▸ Written request: Restate the entire listing word for word.

[Entries from a dataset]
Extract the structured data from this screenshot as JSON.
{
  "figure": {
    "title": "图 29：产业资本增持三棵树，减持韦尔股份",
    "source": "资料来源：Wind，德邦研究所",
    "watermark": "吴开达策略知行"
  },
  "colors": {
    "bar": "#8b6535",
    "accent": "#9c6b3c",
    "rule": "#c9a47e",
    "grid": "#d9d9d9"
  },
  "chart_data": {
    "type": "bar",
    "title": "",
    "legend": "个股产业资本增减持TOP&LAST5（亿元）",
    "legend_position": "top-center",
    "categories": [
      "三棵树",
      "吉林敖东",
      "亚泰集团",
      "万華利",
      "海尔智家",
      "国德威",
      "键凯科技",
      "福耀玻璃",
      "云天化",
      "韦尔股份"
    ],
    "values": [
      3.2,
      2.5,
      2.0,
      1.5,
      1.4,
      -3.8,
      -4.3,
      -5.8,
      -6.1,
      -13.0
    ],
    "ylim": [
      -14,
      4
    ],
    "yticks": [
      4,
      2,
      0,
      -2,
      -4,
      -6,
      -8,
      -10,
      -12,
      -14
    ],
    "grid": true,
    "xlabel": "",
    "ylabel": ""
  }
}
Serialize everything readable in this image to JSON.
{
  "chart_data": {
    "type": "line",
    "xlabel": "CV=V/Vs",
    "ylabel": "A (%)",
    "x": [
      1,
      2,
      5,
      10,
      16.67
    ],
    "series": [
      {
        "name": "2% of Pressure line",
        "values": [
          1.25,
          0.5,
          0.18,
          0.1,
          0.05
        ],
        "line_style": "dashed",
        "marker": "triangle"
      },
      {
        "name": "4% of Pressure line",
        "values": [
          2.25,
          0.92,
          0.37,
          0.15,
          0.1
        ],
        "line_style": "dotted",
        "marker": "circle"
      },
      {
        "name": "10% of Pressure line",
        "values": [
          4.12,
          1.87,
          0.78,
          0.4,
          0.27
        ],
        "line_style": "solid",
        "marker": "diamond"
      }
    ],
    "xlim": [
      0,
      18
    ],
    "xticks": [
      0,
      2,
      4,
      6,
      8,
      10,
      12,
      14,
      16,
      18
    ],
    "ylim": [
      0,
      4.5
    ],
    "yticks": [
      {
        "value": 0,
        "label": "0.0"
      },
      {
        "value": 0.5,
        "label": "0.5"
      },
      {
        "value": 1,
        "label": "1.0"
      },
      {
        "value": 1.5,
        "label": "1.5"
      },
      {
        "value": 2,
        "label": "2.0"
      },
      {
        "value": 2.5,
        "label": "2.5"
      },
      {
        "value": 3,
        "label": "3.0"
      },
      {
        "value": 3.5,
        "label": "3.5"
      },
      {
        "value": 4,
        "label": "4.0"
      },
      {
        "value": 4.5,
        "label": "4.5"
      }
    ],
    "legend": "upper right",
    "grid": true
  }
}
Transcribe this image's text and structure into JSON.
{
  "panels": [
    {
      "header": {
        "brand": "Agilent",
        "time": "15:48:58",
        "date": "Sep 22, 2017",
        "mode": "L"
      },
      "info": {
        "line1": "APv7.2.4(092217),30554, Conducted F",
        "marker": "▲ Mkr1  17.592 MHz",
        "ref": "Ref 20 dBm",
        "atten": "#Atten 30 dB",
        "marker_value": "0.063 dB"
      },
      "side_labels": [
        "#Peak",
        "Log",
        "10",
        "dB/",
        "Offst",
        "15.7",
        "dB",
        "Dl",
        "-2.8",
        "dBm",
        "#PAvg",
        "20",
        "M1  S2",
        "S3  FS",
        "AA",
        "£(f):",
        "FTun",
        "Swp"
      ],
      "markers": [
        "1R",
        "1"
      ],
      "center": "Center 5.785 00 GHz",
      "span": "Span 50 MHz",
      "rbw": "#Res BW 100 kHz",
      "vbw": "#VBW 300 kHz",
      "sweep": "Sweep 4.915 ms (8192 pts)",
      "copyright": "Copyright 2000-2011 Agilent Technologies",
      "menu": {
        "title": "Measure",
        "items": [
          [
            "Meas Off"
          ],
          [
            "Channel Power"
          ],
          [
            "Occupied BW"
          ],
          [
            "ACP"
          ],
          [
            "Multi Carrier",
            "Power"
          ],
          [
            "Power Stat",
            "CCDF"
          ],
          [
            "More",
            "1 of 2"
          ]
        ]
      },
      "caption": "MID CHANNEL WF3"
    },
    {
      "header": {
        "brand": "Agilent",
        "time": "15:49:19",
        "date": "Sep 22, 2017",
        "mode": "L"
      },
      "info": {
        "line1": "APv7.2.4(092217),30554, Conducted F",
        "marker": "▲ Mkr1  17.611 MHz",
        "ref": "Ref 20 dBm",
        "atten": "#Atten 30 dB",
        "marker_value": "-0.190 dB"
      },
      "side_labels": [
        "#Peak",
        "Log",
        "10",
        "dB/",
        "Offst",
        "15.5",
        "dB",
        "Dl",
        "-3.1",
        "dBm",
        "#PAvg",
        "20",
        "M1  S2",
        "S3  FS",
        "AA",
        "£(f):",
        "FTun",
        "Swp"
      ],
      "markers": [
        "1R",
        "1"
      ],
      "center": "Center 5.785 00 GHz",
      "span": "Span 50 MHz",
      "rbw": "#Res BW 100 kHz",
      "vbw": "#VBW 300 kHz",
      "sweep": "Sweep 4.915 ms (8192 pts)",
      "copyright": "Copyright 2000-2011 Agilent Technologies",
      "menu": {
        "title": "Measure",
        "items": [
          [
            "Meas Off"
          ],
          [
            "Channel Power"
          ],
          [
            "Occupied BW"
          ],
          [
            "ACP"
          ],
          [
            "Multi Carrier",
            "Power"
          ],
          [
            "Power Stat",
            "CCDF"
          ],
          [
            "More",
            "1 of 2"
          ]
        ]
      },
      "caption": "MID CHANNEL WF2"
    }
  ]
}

▸ Reply:
Extract the structured data from this screenshot as JSON.
{
  "figure": {
    "title": "图 29：产业资本增持三棵树，减持韦尔股份",
    "source": "资料来源：Wind，德邦研究所",
    "watermark": "吴开达策略知行"
  },
  "colors": {
    "bar": "#8b6535",
    "accent": "#9c6b3c",
    "rule": "#c9a47e",
    "grid": "#d9d9d9"
  },
  "chart_data": {
    "type": "bar",
    "title": "",
    "legend": "个股产业资本增减持TOP&LAST5（亿元）",
    "legend_position": "top-center",
    "categories": [
      "三棵树",
      "吉林敖东",
      "亚泰集团",
      "万華利",
      "海尔智家",
      "国德威",
      "键凯科技",
      "福耀玻璃",
      "云天化",
      "韦尔股份"
    ],
    "values": [
      3.2,
      2.5,
      2.0,
      1.5,
      1.4,
      -3.8,
      -4.3,
      -5.8,
      -6.1,
      -13.0
    ],
    "ylim": [
      -14,
      4
    ],
    "yticks": [
      4,
      2,
      0,
      -2,
      -4,
      -6,
      -8,
      -10,
      -12,
      -14
    ],
    "grid": true,
    "xlabel": "",
    "ylabel": ""
  }
}
Serialize everything readable in this image to JSON.
{
  "chart_data": {
    "type": "line",
    "xlabel": "CV=V/Vs",
    "ylabel": "A (%)",
    "x": [
      1,
      2,
      5,
      10,
      16.67
    ],
    "series": [
      {
        "name": "2% of Pressure line",
        "values": [
          1.25,
          0.5,
          0.18,
          0.1,
          0.05
        ],
        "line_style": "dashed",
        "marker": "triangle"
      },
      {
        "name": "4% of Pressure line",
        "values": [
          2.25,
          0.92,
          0.37,
          0.15,
          0.1
        ],
        "line_style": "dotted",
        "marker": "circle"
      },
      {
        "name": "10% of Pressure line",
        "values": [
          4.12,
          1.87,
          0.78,
          0.4,
          0.27
        ],
        "line_style": "solid",
        "marker": "diamond"
      }
    ],
    "xlim": [
      0,
      18
    ],
    "xticks": [
      0,
      2,
      4,
      6,
      8,
      10,
      12,
      14,
      16,
      18
    ],
    "ylim": [
      0,
      4.5
    ],
    "yticks": [
      {
        "value": 0,
        "label": "0.0"
      },
      {
        "value": 0.5,
        "label": "0.5"
      },
      {
        "value": 1,
        "label": "1.0"
      },
      {
        "value": 1.5,
        "label": "1.5"
      },
      {
        "value": 2,
        "label": "2.0"
      },
      {
        "value": 2.5,
        "label": "2.5"
      },
      {
        "value": 3,
        "label": "3.0"
      },
      {
        "value": 3.5,
        "label": "3.5"
      },
      {
        "value": 4,
        "label": "4.0"
      },
      {
        "value": 4.5,
        "label": "4.5"
      }
    ],
    "legend": "upper right",
    "grid": true
  }
}
Transcribe this image's text and structure into JSON.
{
  "panels": [
    {
      "header": {
        "brand": "Agilent",
        "time": "15:48:58",
        "date": "Sep 22, 2017",
        "mode": "L"
      },
      "info": {
        "line1": "APv7.2.4(092217),30554, Conducted F",
        "marker": "▲ Mkr1  17.592 MHz",
        "ref": "Ref 20 dBm",
        "atten": "#Atten 30 dB",
        "marker_value": "0.063 dB"
      },
      "side_labels": [
        "#Peak",
        "Log",
        "10",
        "dB/",
        "Offst",
        "15.7",
        "dB",
        "Dl",
        "-2.8",
        "dBm",
        "#PAvg",
        "20",
        "M1  S2",
        "S3  FS",
        "AA",
        "£(f):",
        "FTun",
        "Swp"
      ],
      "markers": [
        "1R",
        "1"
      ],
      "center": "Center 5.785 00 GHz",
      "span": "Span 50 MHz",
      "rbw": "#Res BW 100 kHz",
      "vbw": "#VBW 300 kHz",
      "sweep": "Sweep 4.915 ms (8192 pts)",
      "copyright": "Copyright 2000-2011 Agilent Technologies",
      "menu": {
        "title": "Measure",
        "items": [
          [
            "Meas Off"
          ],
          [
            "Channel Power"
          ],
          [
            "Occupied BW"
          ],
          [
            "ACP"
          ],
          [
            "Multi Carrier",
            "Power"
          ],
          [
            "Power Stat",
            "CCDF"
          ],
          [
            "More",
            "1 of 2"
          ]
        ]
      },
      "caption": "MID CHANNEL WF3"
    },
    {
      "header": {
        "brand": "Agilent",
        "time": "15:49:19",
        "date": "Sep 22, 2017",
        "mode": "L"
      },
      "info": {
        "line1": "APv7.2.4(092217),30554, Conducted F",
        "marker": "▲ Mkr1  17.611 MHz",
        "ref": "Ref 20 dBm",
        "atten": "#Atten 30 dB",
        "marker_value": "-0.190 dB"
      },
      "side_labels": [
        "#Peak",
        "Log",
        "10",
        "dB/",
        "Offst",
        "15.5",
        "dB",
        "Dl",
        "-3.1",
        "dBm",
        "#PAvg",
        "20",
        "M1  S2",
        "S3  FS",
        "AA",
        "£(f):",
        "FTun",
        "Swp"
      ],
      "markers": [
        "1R",
        "1"
      ],
      "center": "Center 5.785 00 GHz",
      "span": "Span 50 MHz",
      "rbw": "#Res BW 100 kHz",
      "vbw": "#VBW 300 kHz",
      "sweep": "Sweep 4.915 ms (8192 pts)",
      "copyright": "Copyright 2000-2011 Agilent Technologies",
      "menu": {
        "title": "Measure",
        "items": [
          [
            "Meas Off"
          ],
          [
            "Channel Power"
          ],
          [
            "Occupied BW"
          ],
          [
            "ACP"
          ],
          [
            "Multi Carrier",
            "Power"
          ],
          [
            "Power Stat",
            "CCDF"
          ],
          [
            "More",
            "1 of 2"
          ]
        ]
      },
      "caption": "MID CHANNEL WF2"
    }
  ]
}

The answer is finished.